= Supplied passage =
*****

Why? There is a huge literature – more than 500 studies out there now – on the self-fulfilling prophecy: If you believe that great things will happen, the odds of success go up, if you believe that bad things will happen, the odds of failure do to. Sociologist Robert Merton wrote classic article on the subject in 1948, and of course, this notion goes back to the story of Pygmalion. And much the same story emerges from medical research on placebo effects, that sugar pills often work just as well as “real medicine” because people have irrational faith.
So, if you look at the innovation and entrepreneurship game from a portfolio perspectives, this means that – although their failure rate will remain plenty high – investors will do better over the long hail if they bet on persuasive optimists. Thomas Edison fits this description perfectly, so does Francis Ford Coppola, Steve Jobs (of the famous reality distortion field), and Burt Rutan. Rutan is the designer of the Voyager, the first plane to fly non-stop around the world, and more recently, won the 10 million dollar X-Prize with two flights by his Spaceship One -- to demonstrate the possible viability of “space tourism.” When so called experts told him that Voyager would never make it, he told his team that “Confidence in nonsense is required.”
The problem with such success stories, however, is that we tell and remember them, and we don’t tell and forget all the failures, all those optimists who go from failed idea to failed new idea. And that is why, as March’s quote hints, there is a true ethical dilemma in the world of innovation. If you are on top of portfolio, being optimistic and funding optimists, increases your hit rate, but as March says, for the typical person, project, or company in the portfolio, the effect is to “entice the innocent into unwitting self-destruction (or if you prefer, altruism).”

*****

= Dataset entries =
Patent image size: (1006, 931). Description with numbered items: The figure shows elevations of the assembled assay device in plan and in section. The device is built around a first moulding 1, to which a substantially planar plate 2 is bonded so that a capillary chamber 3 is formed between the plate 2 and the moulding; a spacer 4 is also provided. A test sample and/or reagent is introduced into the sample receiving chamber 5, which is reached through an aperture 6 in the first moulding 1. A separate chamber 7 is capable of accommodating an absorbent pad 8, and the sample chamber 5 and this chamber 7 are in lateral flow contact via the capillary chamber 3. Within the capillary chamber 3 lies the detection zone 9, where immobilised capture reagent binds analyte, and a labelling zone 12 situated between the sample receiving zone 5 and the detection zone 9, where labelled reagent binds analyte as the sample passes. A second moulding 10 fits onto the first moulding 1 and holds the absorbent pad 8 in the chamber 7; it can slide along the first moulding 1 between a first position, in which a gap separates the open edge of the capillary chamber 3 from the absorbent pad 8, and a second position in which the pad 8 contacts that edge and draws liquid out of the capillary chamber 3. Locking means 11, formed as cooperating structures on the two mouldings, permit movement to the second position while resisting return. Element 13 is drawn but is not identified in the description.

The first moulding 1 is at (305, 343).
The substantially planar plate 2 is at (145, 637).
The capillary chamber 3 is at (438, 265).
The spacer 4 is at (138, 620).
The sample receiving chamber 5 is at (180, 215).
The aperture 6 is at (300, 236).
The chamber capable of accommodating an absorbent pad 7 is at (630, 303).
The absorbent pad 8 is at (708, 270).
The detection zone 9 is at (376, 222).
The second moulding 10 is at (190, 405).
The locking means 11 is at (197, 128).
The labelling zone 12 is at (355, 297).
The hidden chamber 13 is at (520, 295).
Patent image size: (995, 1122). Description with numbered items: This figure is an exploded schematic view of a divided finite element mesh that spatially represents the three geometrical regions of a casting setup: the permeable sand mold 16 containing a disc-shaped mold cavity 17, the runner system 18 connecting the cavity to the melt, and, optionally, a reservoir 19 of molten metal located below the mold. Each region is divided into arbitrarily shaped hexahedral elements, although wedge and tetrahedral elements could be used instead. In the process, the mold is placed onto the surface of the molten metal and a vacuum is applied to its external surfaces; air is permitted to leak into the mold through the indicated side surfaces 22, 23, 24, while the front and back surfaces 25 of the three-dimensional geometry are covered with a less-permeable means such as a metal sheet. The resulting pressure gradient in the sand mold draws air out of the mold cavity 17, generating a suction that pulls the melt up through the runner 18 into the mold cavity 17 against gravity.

*****

= What to work on =
**1)** In the passage on optimism and innovation, what did Burt Rutan tell his team when experts said Voyager would never make it?
**2)** Carry the passage on optimism and innovation further from its last sentence.
You won't need these lines.

= Answers for the tasks =
**1)** He told them that "Confidence in nonsense is required."

**2)**
There is also a further twist that I’ll talk about in a future post: The same optimism that increases the odds of success also can lead to escalating commitment to a failing course of action. That is why banks have one group to hands-out loans and another to pull the plug. And it is why the lead venture capitalist on a deal often remains behind a company 100% until the moment that his or her partners intervene and terminate the investment. The overly optimistic backers of the adventure will often keep throwing good money after bad because they have too much invested to quit, even though, as they say, sunk costs are sunk and shouldn’t affect decisions. The result is thaqt cooler and more detached folks are enlisted to kill investments that seem doomed.
In short, if your goal is to have the highest internal rate of return for a portfolio of companies or the highest success rate for set of development projects, than a strong empirical case can be made for “Decide to Do Something the Will Probably Fail, Then Convince Yourself and Everyone Else That Success is Certain.” Yet all those sticky and difficult ethical problems remain, and I don’t quite know what to do about them. Think about it, if most entrepreneurs came to grips with how bad the odds against them are, they might be less likely to be “enticed” to start new companies, and thus avoid the pain and expense of failure. But there would be negative effects as well, fewer new ideas, less innovation, less cool new stuff. And if only rational, well-informed pessimists that elected to innovate, to do something new stuff, their failure rate would be even higher.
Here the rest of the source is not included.